──────── Extracted material ────────

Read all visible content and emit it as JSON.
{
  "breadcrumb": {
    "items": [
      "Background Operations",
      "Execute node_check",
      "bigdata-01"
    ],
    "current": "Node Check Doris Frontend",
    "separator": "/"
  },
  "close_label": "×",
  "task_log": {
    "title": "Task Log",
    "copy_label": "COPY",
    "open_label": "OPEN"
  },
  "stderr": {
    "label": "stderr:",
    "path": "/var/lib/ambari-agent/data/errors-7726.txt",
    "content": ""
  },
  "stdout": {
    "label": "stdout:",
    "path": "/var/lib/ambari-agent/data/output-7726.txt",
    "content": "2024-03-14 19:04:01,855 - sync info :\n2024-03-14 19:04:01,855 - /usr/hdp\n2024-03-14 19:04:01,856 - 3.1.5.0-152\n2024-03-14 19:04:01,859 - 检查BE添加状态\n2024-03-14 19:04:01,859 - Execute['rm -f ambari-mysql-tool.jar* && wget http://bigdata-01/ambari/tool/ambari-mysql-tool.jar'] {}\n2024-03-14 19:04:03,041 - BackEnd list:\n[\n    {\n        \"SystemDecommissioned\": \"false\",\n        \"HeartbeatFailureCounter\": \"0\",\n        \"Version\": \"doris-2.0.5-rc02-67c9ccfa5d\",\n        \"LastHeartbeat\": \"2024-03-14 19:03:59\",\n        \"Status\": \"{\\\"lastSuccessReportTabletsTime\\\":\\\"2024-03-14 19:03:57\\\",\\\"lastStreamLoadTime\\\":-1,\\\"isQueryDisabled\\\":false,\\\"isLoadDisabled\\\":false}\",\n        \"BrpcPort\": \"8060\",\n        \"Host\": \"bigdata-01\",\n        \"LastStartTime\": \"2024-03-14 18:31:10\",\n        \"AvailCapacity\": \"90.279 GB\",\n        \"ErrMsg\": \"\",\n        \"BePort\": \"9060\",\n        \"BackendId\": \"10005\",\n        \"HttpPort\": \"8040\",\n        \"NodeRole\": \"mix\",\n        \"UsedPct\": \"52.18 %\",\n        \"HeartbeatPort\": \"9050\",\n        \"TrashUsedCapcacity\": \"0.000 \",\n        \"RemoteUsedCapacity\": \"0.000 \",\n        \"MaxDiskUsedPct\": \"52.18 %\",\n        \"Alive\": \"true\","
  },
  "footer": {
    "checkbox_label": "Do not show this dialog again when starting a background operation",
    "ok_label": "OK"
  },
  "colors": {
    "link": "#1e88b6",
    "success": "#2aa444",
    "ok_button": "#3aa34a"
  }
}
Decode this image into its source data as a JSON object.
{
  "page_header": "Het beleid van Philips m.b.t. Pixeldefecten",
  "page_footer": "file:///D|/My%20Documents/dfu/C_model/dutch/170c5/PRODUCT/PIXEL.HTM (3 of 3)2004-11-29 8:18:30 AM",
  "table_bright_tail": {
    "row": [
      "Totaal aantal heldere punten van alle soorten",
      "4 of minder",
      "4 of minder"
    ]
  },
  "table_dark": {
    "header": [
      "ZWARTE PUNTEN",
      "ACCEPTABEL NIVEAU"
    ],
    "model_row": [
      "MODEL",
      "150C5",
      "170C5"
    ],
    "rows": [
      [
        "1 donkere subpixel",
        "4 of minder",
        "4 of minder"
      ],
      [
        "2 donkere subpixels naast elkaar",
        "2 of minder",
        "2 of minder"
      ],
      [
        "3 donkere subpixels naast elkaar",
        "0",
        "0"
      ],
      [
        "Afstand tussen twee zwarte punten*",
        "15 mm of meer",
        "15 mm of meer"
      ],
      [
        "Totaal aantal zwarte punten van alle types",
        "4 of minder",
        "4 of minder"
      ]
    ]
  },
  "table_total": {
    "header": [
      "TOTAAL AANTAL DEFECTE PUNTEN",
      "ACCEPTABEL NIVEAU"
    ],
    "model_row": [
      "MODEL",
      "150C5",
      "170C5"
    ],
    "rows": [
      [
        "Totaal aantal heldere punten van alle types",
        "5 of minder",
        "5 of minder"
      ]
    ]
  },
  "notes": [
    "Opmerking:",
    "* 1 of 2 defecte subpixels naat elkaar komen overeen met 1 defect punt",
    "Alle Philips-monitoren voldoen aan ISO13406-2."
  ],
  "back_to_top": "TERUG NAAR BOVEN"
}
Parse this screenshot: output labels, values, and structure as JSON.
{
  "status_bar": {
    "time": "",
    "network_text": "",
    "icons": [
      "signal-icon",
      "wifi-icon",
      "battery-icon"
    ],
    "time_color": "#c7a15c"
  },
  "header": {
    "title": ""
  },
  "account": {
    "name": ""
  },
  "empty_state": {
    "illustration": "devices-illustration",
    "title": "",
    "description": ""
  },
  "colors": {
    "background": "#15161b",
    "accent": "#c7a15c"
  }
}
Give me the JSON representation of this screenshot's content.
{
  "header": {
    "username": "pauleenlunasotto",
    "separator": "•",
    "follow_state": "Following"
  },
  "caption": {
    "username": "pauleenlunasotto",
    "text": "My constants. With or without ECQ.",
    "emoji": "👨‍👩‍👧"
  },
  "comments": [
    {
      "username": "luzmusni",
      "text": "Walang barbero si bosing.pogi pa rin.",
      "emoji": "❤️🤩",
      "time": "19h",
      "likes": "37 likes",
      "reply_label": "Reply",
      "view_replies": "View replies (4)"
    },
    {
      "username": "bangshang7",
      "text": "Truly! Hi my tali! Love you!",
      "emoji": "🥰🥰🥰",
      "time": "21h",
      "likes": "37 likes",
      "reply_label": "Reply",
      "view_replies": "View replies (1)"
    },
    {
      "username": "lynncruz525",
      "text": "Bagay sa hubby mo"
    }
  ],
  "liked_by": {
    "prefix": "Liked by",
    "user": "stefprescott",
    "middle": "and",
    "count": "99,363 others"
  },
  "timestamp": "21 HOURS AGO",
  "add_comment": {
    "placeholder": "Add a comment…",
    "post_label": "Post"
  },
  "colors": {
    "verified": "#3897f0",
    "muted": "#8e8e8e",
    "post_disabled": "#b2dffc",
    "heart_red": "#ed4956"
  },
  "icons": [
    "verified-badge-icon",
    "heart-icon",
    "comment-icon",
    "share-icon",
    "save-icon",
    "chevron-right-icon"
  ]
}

────────

Work to be completed: Retype the whole listing above exactly.

Final answer:
Read all visible content and emit it as JSON.
{
  "breadcrumb": {
    "items": [
      "Background Operations",
      "Execute node_check",
      "bigdata-01"
    ],
    "current": "Node Check Doris Frontend",
    "separator": "/"
  },
  "close_label": "×",
  "task_log": {
    "title": "Task Log",
    "copy_label": "COPY",
    "open_label": "OPEN"
  },
  "stderr": {
    "label": "stderr:",
    "path": "/var/lib/ambari-agent/data/errors-7726.txt",
    "content": ""
  },
  "stdout": {
    "label": "stdout:",
    "path": "/var/lib/ambari-agent/data/output-7726.txt",
    "content": "2024-03-14 19:04:01,855 - sync info :\n2024-03-14 19:04:01,855 - /usr/hdp\n2024-03-14 19:04:01,856 - 3.1.5.0-152\n2024-03-14 19:04:01,859 - 检查BE添加状态\n2024-03-14 19:04:01,859 - Execute['rm -f ambari-mysql-tool.jar* && wget http://bigdata-01/ambari/tool/ambari-mysql-tool.jar'] {}\n2024-03-14 19:04:03,041 - BackEnd list:\n[\n    {\n        \"SystemDecommissioned\": \"false\",\n        \"HeartbeatFailureCounter\": \"0\",\n        \"Version\": \"doris-2.0.5-rc02-67c9ccfa5d\",\n        \"LastHeartbeat\": \"2024-03-14 19:03:59\",\n        \"Status\": \"{\\\"lastSuccessReportTabletsTime\\\":\\\"2024-03-14 19:03:57\\\",\\\"lastStreamLoadTime\\\":-1,\\\"isQueryDisabled\\\":false,\\\"isLoadDisabled\\\":false}\",\n        \"BrpcPort\": \"8060\",\n        \"Host\": \"bigdata-01\",\n        \"LastStartTime\": \"2024-03-14 18:31:10\",\n        \"AvailCapacity\": \"90.279 GB\",\n        \"ErrMsg\": \"\",\n        \"BePort\": \"9060\",\n        \"BackendId\": \"10005\",\n        \"HttpPort\": \"8040\",\n        \"NodeRole\": \"mix\",\n        \"UsedPct\": \"52.18 %\",\n        \"HeartbeatPort\": \"9050\",\n        \"TrashUsedCapcacity\": \"0.000 \",\n        \"RemoteUsedCapacity\": \"0.000 \",\n        \"MaxDiskUsedPct\": \"52.18 %\",\n        \"Alive\": \"true\","
  },
  "footer": {
    "checkbox_label": "Do not show this dialog again when starting a background operation",
    "ok_label": "OK"
  },
  "colors": {
    "link": "#1e88b6",
    "success": "#2aa444",
    "ok_button": "#3aa34a"
  }
}
Decode this image into its source data as a JSON object.
{
  "page_header": "Het beleid van Philips m.b.t. Pixeldefecten",
  "page_footer": "file:///D|/My%20Documents/dfu/C_model/dutch/170c5/PRODUCT/PIXEL.HTM (3 of 3)2004-11-29 8:18:30 AM",
  "table_bright_tail": {
    "row": [
      "Totaal aantal heldere punten van alle soorten",
      "4 of minder",
      "4 of minder"
    ]
  },
  "table_dark": {
    "header": [
      "ZWARTE PUNTEN",
      "ACCEPTABEL NIVEAU"
    ],
    "model_row": [
      "MODEL",
      "150C5",
      "170C5"
    ],
    "rows": [
      [
        "1 donkere subpixel",
        "4 of minder",
        "4 of minder"
      ],
      [
        "2 donkere subpixels naast elkaar",
        "2 of minder",
        "2 of minder"
      ],
      [
        "3 donkere subpixels naast elkaar",
        "0",
        "0"
      ],
      [
        "Afstand tussen twee zwarte punten*",
        "15 mm of meer",
        "15 mm of meer"
      ],
      [
        "Totaal aantal zwarte punten van alle types",
        "4 of minder",
        "4 of minder"
      ]
    ]
  },
  "table_total": {
    "header": [
      "TOTAAL AANTAL DEFECTE PUNTEN",
      "ACCEPTABEL NIVEAU"
    ],
    "model_row": [
      "MODEL",
      "150C5",
      "170C5"
    ],
    "rows": [
      [
        "Totaal aantal heldere punten van alle types",
        "5 of minder",
        "5 of minder"
      ]
    ]
  },
  "notes": [
    "Opmerking:",
    "* 1 of 2 defecte subpixels naat elkaar komen overeen met 1 defect punt",
    "Alle Philips-monitoren voldoen aan ISO13406-2."
  ],
  "back_to_top": "TERUG NAAR BOVEN"
}
Parse this screenshot: output labels, values, and structure as JSON.
{
  "status_bar": {
    "time": "",
    "network_text": "",
    "icons": [
      "signal-icon",
      "wifi-icon",
      "battery-icon"
    ],
    "time_color": "#c7a15c"
  },
  "header": {
    "title": ""
  },
  "account": {
    "name": ""
  },
  "empty_state": {
    "illustration": "devices-illustration",
    "title": "",
    "description": ""
  },
  "colors": {
    "background": "#15161b",
    "accent": "#c7a15c"
  }
}
Give me the JSON representation of this screenshot's content.
{
  "header": {
    "username": "pauleenlunasotto",
    "separator": "•",
    "follow_state": "Following"
  },
  "caption": {
    "username": "pauleenlunasotto",
    "text": "My constants. With or without ECQ.",
    "emoji": "👨‍👩‍👧"
  },
  "comments": [
    {
      "username": "luzmusni",
      "text": "Walang barbero si bosing.pogi pa rin.",
      "emoji": "❤️🤩",
      "time": "19h",
      "likes": "37 likes",
      "reply_label": "Reply",
      "view_replies": "View replies (4)"
    },
    {
      "username": "bangshang7",
      "text": "Truly! Hi my tali! Love you!",
      "emoji": "🥰🥰🥰",
      "time": "21h",
      "likes": "37 likes",
      "reply_label": "Reply",
      "view_replies": "View replies (1)"
    },
    {
      "username": "lynncruz525",
      "text": "Bagay sa hubby mo"
    }
  ],
  "liked_by": {
    "prefix": "Liked by",
    "user": "stefprescott",
    "middle": "and",
    "count": "99,363 others"
  },
  "timestamp": "21 HOURS AGO",
  "add_comment": {
    "placeholder": "Add a comment…",
    "post_label": "Post"
  },
  "colors": {
    "verified": "#3897f0",
    "muted": "#8e8e8e",
    "post_disabled": "#b2dffc",
    "heart_red": "#ed4956"
  },
  "icons": [
    "verified-badge-icon",
    "heart-icon",
    "comment-icon",
    "share-icon",
    "save-icon",
    "chevron-right-icon"
  ]
}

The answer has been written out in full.